Element boundary lines:
______

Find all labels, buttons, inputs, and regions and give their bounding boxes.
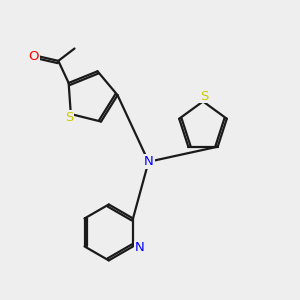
Text: N: N bbox=[144, 155, 154, 168]
Text: O: O bbox=[28, 50, 39, 63]
Text: S: S bbox=[200, 90, 209, 103]
Text: S: S bbox=[65, 111, 74, 124]
Text: N: N bbox=[135, 242, 144, 254]
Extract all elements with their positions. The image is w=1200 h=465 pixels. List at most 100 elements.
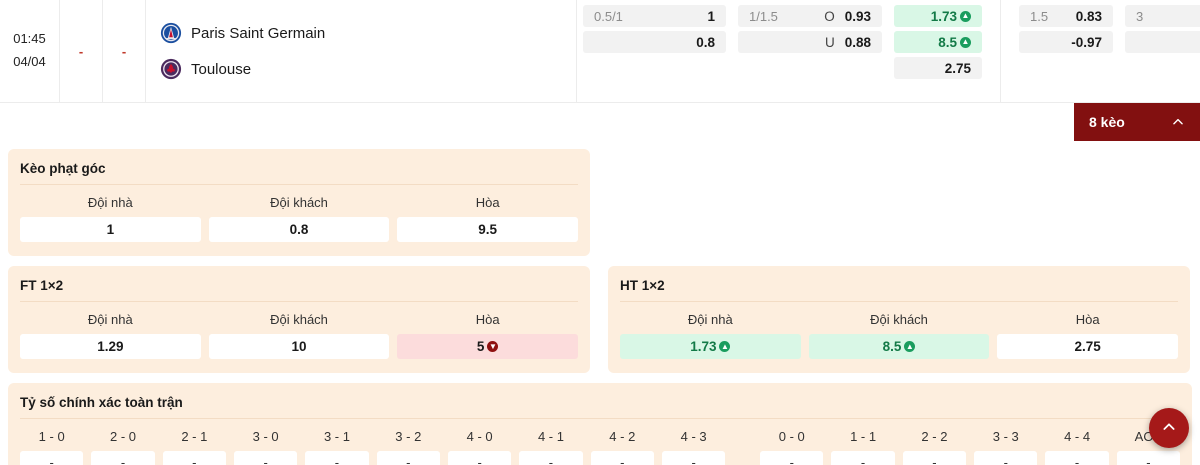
odds-value: -0.97: [1071, 34, 1102, 50]
ht1x2-header-1: Đội nhà: [687, 312, 733, 327]
correct-score-label: 0 - 0: [778, 429, 805, 444]
correct-score-column-left-6: 3 - 2--: [376, 423, 440, 465]
ht1x2-odds-cell-3[interactable]: 2.75: [997, 334, 1179, 359]
away-team-row[interactable]: Toulouse: [160, 58, 576, 80]
panel-correct-score: Tỷ số chính xác toàn trận 1 - 0--2 - 0--…: [8, 383, 1192, 465]
home-team-row[interactable]: Paris Saint Germain: [160, 22, 576, 44]
ht1x2-odds-cell-2[interactable]: 8.5 ▲: [808, 334, 990, 359]
odds-cell-ht-overunder-3: [1125, 57, 1200, 79]
correct-score-column-right-5: 4 - 4 -: [1045, 423, 1109, 465]
correct-score-cell[interactable]: -: [376, 451, 440, 465]
correct-score-cell[interactable]: -: [233, 451, 298, 465]
correct-score-cell[interactable]: -: [590, 451, 654, 465]
odds-cell-ht-overunder-1[interactable]: 3O0.93: [1125, 5, 1200, 27]
correct-score-cell[interactable]: -: [519, 451, 583, 465]
odds-value: 2.75: [944, 60, 971, 76]
score-away: -: [121, 43, 127, 59]
ft1x2-odds-cell-1[interactable]: 1.29: [20, 334, 201, 359]
odds-overunder: U: [824, 34, 835, 50]
correct-score-cell[interactable]: -: [661, 451, 726, 465]
odds-value: 0.83: [1075, 8, 1102, 24]
odds-value: 0.8: [696, 34, 715, 50]
home-team-name: Paris Saint Germain: [191, 24, 326, 42]
arrow-up-icon: ▲: [960, 36, 971, 48]
odds-handicap: 0.5/1: [594, 8, 623, 24]
odds-cell-ht-overunder-2[interactable]: U0.93: [1125, 31, 1200, 53]
teams-column: Paris Saint Germain Toulouse: [146, 0, 577, 102]
correct-score-cell[interactable]: -: [974, 451, 1038, 465]
correct-score-label: 3 - 1: [323, 429, 350, 444]
odds-cell-ft-1x2-2[interactable]: 8.5 ▲: [894, 31, 982, 53]
correct-score-grid: 1 - 0--2 - 0--2 - 1--3 - 0--3 - 1--3 - 2…: [20, 423, 1181, 465]
ft1x2-odds-cell-3[interactable]: 5 ▼: [397, 334, 579, 359]
markets-panels: Kèo phạt góc Đội nhà 1 Đội khách 0.8 Hòa 9.5 …: [0, 141, 1200, 465]
ht1x2-odds-value-1: 1.73: [690, 339, 717, 354]
correct-score-column-right-1: 0 - 0 -: [760, 423, 824, 465]
correct-score-label: 3 - 2: [395, 429, 422, 444]
correct-score-cell[interactable]: -: [447, 451, 512, 465]
odds-grid: 0.5/1 1 0.8 1/1.5 O 0.93 U 0.88 1.73 ▲ 8.5 ▲ 2.75 …: [577, 0, 1200, 102]
correct-score-column-right-3: 2 - 2 -: [902, 423, 967, 465]
ft1x2-header-1: Đội nhà: [87, 312, 133, 327]
odds-handicap: 1.5: [1030, 8, 1049, 24]
corner-columns: Đội nhà 1 Đội khách 0.8 Hòa 9.5: [20, 189, 579, 242]
correct-score-label: 4 - 2: [609, 429, 636, 444]
odds-cell-ft-1x2-1[interactable]: 1.73 ▲: [894, 5, 982, 27]
corner-column-3: Hòa 9.5: [397, 189, 579, 242]
correct-score-column-left-1: 1 - 0--: [20, 423, 84, 465]
corner-odds-cell-1[interactable]: 1: [20, 217, 201, 242]
score-home: -: [78, 43, 84, 59]
corner-odds-value-1: 1: [106, 222, 115, 237]
correct-score-label: 4 - 4: [1064, 429, 1091, 444]
ht1x2-odds-value-2: 8.5: [882, 339, 902, 354]
score-home-column: -: [60, 0, 103, 102]
odds-cell-ft-1x2-3[interactable]: 2.75: [894, 57, 982, 79]
match-row[interactable]: 01:45 04/04 - - P: [0, 0, 1200, 103]
ht1x2-odds-cell-1[interactable]: 1.73 ▲: [620, 334, 801, 359]
corner-header-3: Hòa: [475, 195, 500, 210]
arrow-up-icon: ▲: [719, 341, 731, 352]
correct-score-cell[interactable]: -: [20, 451, 84, 465]
away-team-name: Toulouse: [191, 60, 252, 78]
correct-score-column-left-10: 4 - 3--: [661, 423, 726, 465]
keo-count-toggle[interactable]: 8 kèo: [1074, 103, 1200, 141]
odds-cell-ft-handicap-1[interactable]: 0.5/1 1: [583, 5, 726, 27]
odds-cell-ft-handicap-2[interactable]: 0.8: [583, 31, 726, 53]
correct-score-cell[interactable]: -: [1116, 451, 1181, 465]
panel-title-ft-1x2: FT 1×2: [20, 278, 578, 302]
correct-score-cell[interactable]: -: [162, 451, 226, 465]
panel-title-correct-score: Tỷ số chính xác toàn trận: [20, 395, 1180, 419]
correct-score-grid-spacer: [733, 423, 752, 465]
corner-odds-cell-2[interactable]: 0.8: [208, 217, 390, 242]
correct-score-label: 4 - 0: [466, 429, 493, 444]
odds-cell-ft-overunder-2[interactable]: U 0.88: [738, 31, 882, 53]
panel-title-corner: Kèo phạt góc: [20, 161, 578, 185]
panel-corner-bet: Kèo phạt góc Đội nhà 1 Đội khách 0.8 Hòa 9.5: [8, 149, 590, 256]
odds-value: 1: [707, 8, 715, 24]
correct-score-label: 1 - 0: [38, 429, 65, 444]
ht1x2-column-3: Hòa 2.75: [997, 306, 1179, 359]
ft1x2-odds-value-2: 10: [291, 339, 307, 354]
ht1x2-column-2: Đội khách 8.5 ▲: [808, 306, 990, 359]
odds-cell-ht-handicap-1[interactable]: 1.5 0.83: [1019, 5, 1113, 27]
correct-score-cell[interactable]: -: [1045, 451, 1109, 465]
odds-cell-ft-overunder-1[interactable]: 1/1.5 O 0.93: [738, 5, 882, 27]
correct-score-cell[interactable]: -: [902, 451, 967, 465]
odds-group-ht-handicap: 1.5 0.83 -0.97: [1001, 0, 1119, 102]
correct-score-cell[interactable]: -: [91, 451, 155, 465]
odds-overunder: O: [824, 8, 835, 24]
correct-score-cell[interactable]: -: [831, 451, 895, 465]
odds-cell-ht-handicap-2[interactable]: -0.97: [1019, 31, 1113, 53]
correct-score-column-left-4: 3 - 0--: [233, 423, 298, 465]
panel-title-ht-1x2: HT 1×2: [620, 278, 1178, 302]
corner-odds-value-2: 0.8: [289, 222, 309, 237]
ht1x2-odds-value-3: 2.75: [1074, 339, 1101, 354]
ft1x2-odds-cell-2[interactable]: 10: [208, 334, 390, 359]
correct-score-cell[interactable]: -: [760, 451, 824, 465]
correct-score-cell[interactable]: -: [305, 451, 369, 465]
corner-odds-cell-3[interactable]: 9.5: [397, 217, 579, 242]
scroll-to-top-button[interactable]: [1149, 408, 1189, 448]
chevron-up-icon: [1161, 419, 1177, 438]
correct-score-column-left-5: 3 - 1--: [305, 423, 369, 465]
ft1x2-header-2: Đội khách: [270, 312, 328, 327]
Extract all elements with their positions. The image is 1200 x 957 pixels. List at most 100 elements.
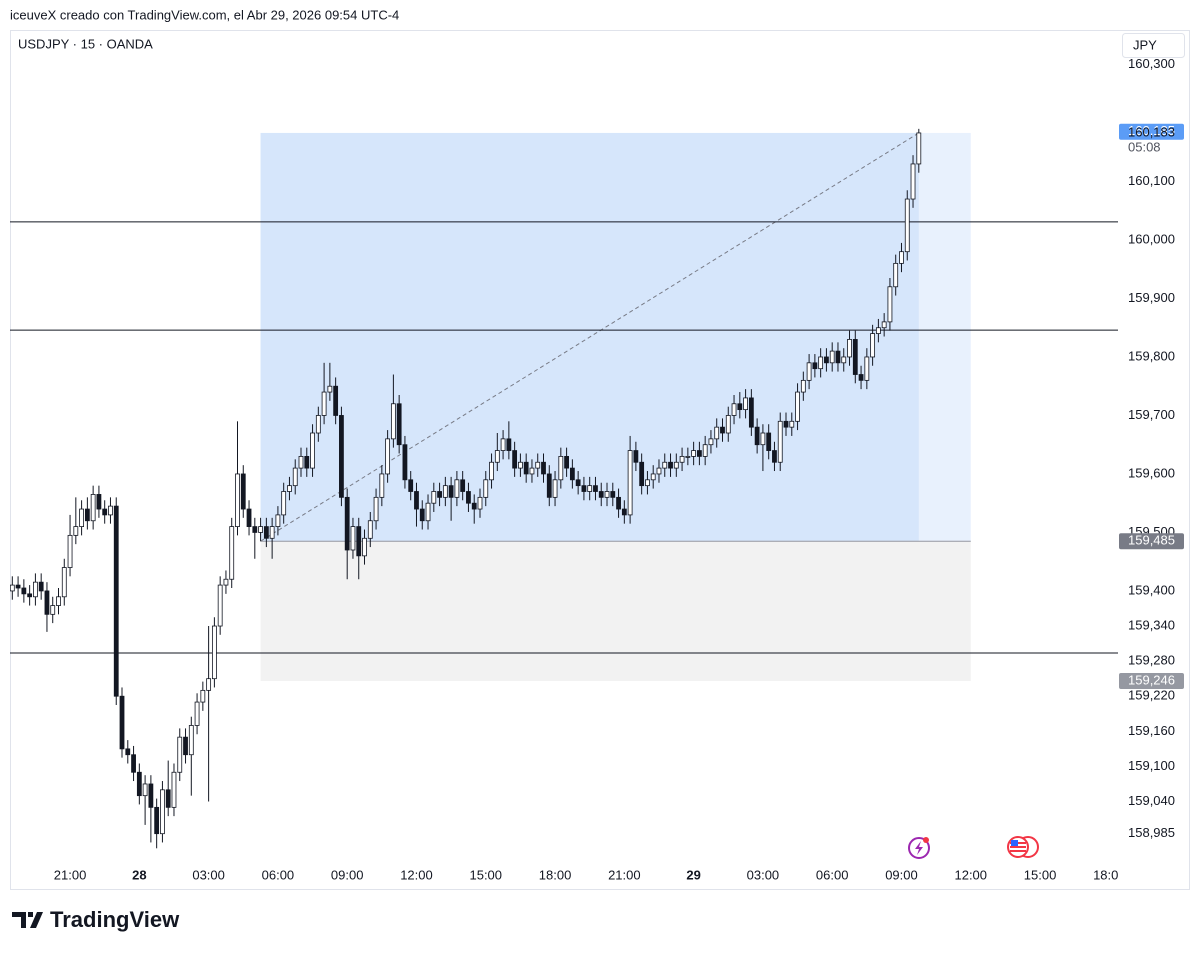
candle-body bbox=[702, 444, 708, 457]
candle-body bbox=[737, 403, 743, 411]
axes: 160,300 160,100 160,000 159,900 159,800 159,7… bbox=[54, 56, 1184, 882]
x-tick-label: 03:00 bbox=[747, 867, 780, 882]
candle-body bbox=[512, 450, 518, 469]
candle-body bbox=[304, 456, 310, 469]
candle-body bbox=[881, 321, 887, 329]
candle-body bbox=[339, 415, 344, 498]
candle-body bbox=[529, 467, 535, 475]
x-tick-label: 21:00 bbox=[608, 867, 641, 882]
x-tick-label: 06:00 bbox=[262, 867, 295, 882]
candle-body bbox=[633, 450, 639, 463]
y-tick-label: 159,900 bbox=[1128, 290, 1175, 305]
price-label: 159,485 bbox=[1128, 533, 1175, 548]
candle-body bbox=[460, 479, 466, 492]
candle-body bbox=[321, 391, 327, 416]
candle-body bbox=[581, 485, 587, 492]
candle-body bbox=[494, 450, 500, 463]
candle-body bbox=[333, 385, 339, 416]
candle-body bbox=[200, 689, 206, 703]
candle-body bbox=[362, 537, 367, 557]
candle-body bbox=[569, 467, 575, 481]
candle-body bbox=[385, 438, 391, 475]
x-tick-label: 09:00 bbox=[885, 867, 918, 882]
x-tick-label: 18:00 bbox=[1093, 867, 1126, 882]
candle-body bbox=[523, 461, 529, 475]
logo-icon bbox=[12, 912, 43, 928]
currency[interactable]: JPY bbox=[1133, 37, 1157, 52]
candle-body bbox=[148, 783, 154, 808]
y-tick-label: 160,300 bbox=[1128, 56, 1175, 71]
plot-area bbox=[10, 128, 1118, 849]
candle-body bbox=[269, 526, 275, 539]
x-tick-label: 09:00 bbox=[331, 867, 364, 882]
brand[interactable]: TradingView bbox=[50, 907, 180, 932]
currency-box[interactable] bbox=[1122, 33, 1185, 58]
y-tick-label: 159,040 bbox=[1128, 793, 1175, 808]
trade-path bbox=[260, 132, 920, 542]
candle-body bbox=[217, 584, 223, 627]
candle-body bbox=[235, 473, 240, 527]
candle-body bbox=[800, 379, 806, 393]
logo[interactable]: TradingView bbox=[12, 907, 180, 932]
candle-body bbox=[73, 526, 79, 536]
candle-body bbox=[621, 508, 627, 516]
candle-body bbox=[471, 502, 477, 510]
candle-body bbox=[431, 491, 437, 504]
candle-body bbox=[50, 605, 56, 615]
candle-body bbox=[102, 508, 108, 516]
candle-body bbox=[639, 461, 645, 487]
x-tick-label: 12:00 bbox=[400, 867, 433, 882]
candle-body bbox=[10, 584, 15, 592]
symbol-title[interactable]: USDJPY · 15 · OANDA bbox=[18, 36, 153, 51]
candle-body bbox=[916, 132, 922, 165]
candle-body bbox=[142, 783, 148, 797]
candle-body bbox=[367, 520, 373, 539]
event-icons[interactable] bbox=[908, 836, 1039, 859]
candle-body bbox=[506, 438, 512, 451]
candle-body bbox=[454, 479, 460, 498]
candle-body bbox=[673, 461, 679, 469]
x-tick-label: 15:00 bbox=[1024, 867, 1057, 882]
candle-body bbox=[783, 420, 789, 428]
candle-body bbox=[743, 397, 748, 411]
y-tick-label: 159,700 bbox=[1128, 407, 1175, 422]
candle-body bbox=[437, 491, 442, 498]
candle-body bbox=[310, 432, 315, 469]
candle-body bbox=[575, 479, 581, 487]
candle-body bbox=[748, 397, 754, 428]
candle-body bbox=[760, 432, 766, 446]
candle-body bbox=[281, 491, 287, 516]
candle-body bbox=[96, 494, 102, 510]
candle-body bbox=[604, 491, 610, 498]
price-badge bbox=[1119, 673, 1184, 690]
candle-body bbox=[90, 494, 96, 522]
x-tick-label: 18:00 bbox=[539, 867, 572, 882]
candle-body bbox=[194, 701, 200, 726]
candle-body bbox=[448, 485, 454, 498]
candle-body bbox=[223, 578, 229, 586]
countdown: 05:08 bbox=[1128, 139, 1161, 154]
candle-body bbox=[160, 789, 165, 835]
candle-body bbox=[852, 339, 858, 375]
x-tick-label: 06:00 bbox=[816, 867, 849, 882]
candle-body bbox=[177, 736, 183, 773]
y-tick-label: 159,280 bbox=[1128, 653, 1175, 668]
candle-body bbox=[263, 526, 269, 539]
candle-body bbox=[725, 415, 731, 434]
candle-body bbox=[113, 505, 119, 697]
candle-body bbox=[344, 496, 350, 551]
y-tick-label: 160,100 bbox=[1128, 173, 1175, 188]
candle-body bbox=[21, 587, 27, 595]
y-tick-label: 159,340 bbox=[1128, 617, 1175, 632]
x-tick-label: 28 bbox=[132, 867, 146, 882]
candle-body bbox=[56, 596, 61, 606]
candle-body bbox=[824, 356, 829, 364]
candle-body bbox=[731, 403, 737, 416]
candle-body bbox=[893, 262, 899, 288]
candle-body bbox=[119, 695, 125, 750]
candle-body bbox=[211, 625, 217, 680]
candle-body bbox=[379, 473, 385, 498]
candle-body bbox=[483, 479, 489, 498]
candle-body bbox=[858, 374, 864, 381]
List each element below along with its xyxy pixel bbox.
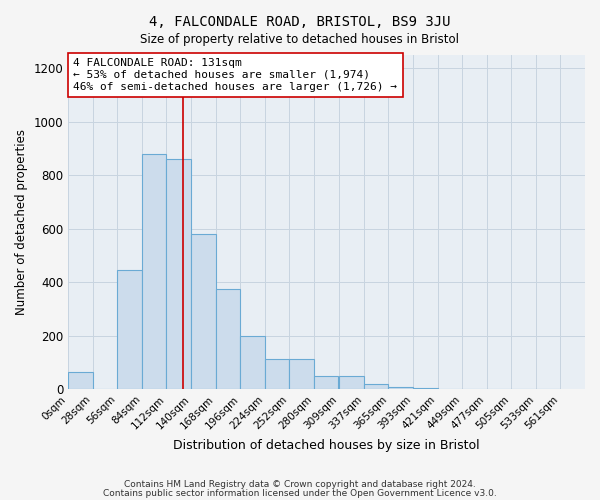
- Text: 4 FALCONDALE ROAD: 131sqm
← 53% of detached houses are smaller (1,974)
46% of se: 4 FALCONDALE ROAD: 131sqm ← 53% of detac…: [73, 58, 397, 92]
- Bar: [215, 289, 240, 390]
- Bar: [388, 387, 413, 390]
- Bar: [142, 154, 166, 390]
- Bar: [265, 358, 289, 390]
- Text: Size of property relative to detached houses in Bristol: Size of property relative to detached ho…: [140, 32, 460, 46]
- Text: Contains HM Land Registry data © Crown copyright and database right 2024.: Contains HM Land Registry data © Crown c…: [124, 480, 476, 489]
- Bar: [191, 234, 215, 390]
- Bar: [314, 376, 338, 390]
- Text: 4, FALCONDALE ROAD, BRISTOL, BS9 3JU: 4, FALCONDALE ROAD, BRISTOL, BS9 3JU: [149, 15, 451, 29]
- Bar: [340, 376, 364, 390]
- Bar: [68, 372, 93, 390]
- Bar: [364, 384, 388, 390]
- Bar: [289, 358, 314, 390]
- Bar: [166, 160, 191, 390]
- Bar: [413, 388, 437, 390]
- X-axis label: Distribution of detached houses by size in Bristol: Distribution of detached houses by size …: [173, 440, 480, 452]
- Y-axis label: Number of detached properties: Number of detached properties: [15, 129, 28, 315]
- Bar: [118, 270, 142, 390]
- Bar: [240, 336, 265, 390]
- Text: Contains public sector information licensed under the Open Government Licence v3: Contains public sector information licen…: [103, 488, 497, 498]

______

■ **WHAT THE TASK REQUIRES**: Retype the lines above, from the very first one through the line containing "Extract all elements with their positions. The image is w=1200", with both ends included. Omit the pictures from your copy.

■ **RESPONSE TO THE EXERCISE**:
Find all labels, buttons, inputs, and regions and give their bounding boxes.
Text: N: N bbox=[144, 155, 154, 168]
Text: O: O bbox=[28, 50, 39, 63]
Text: S: S bbox=[200, 90, 209, 103]
Text: S: S bbox=[65, 111, 74, 124]
Text: N: N bbox=[135, 242, 144, 254]
Extract all elements with their positions. The image is w=1200 h=465 pixels. List at most 100 elements.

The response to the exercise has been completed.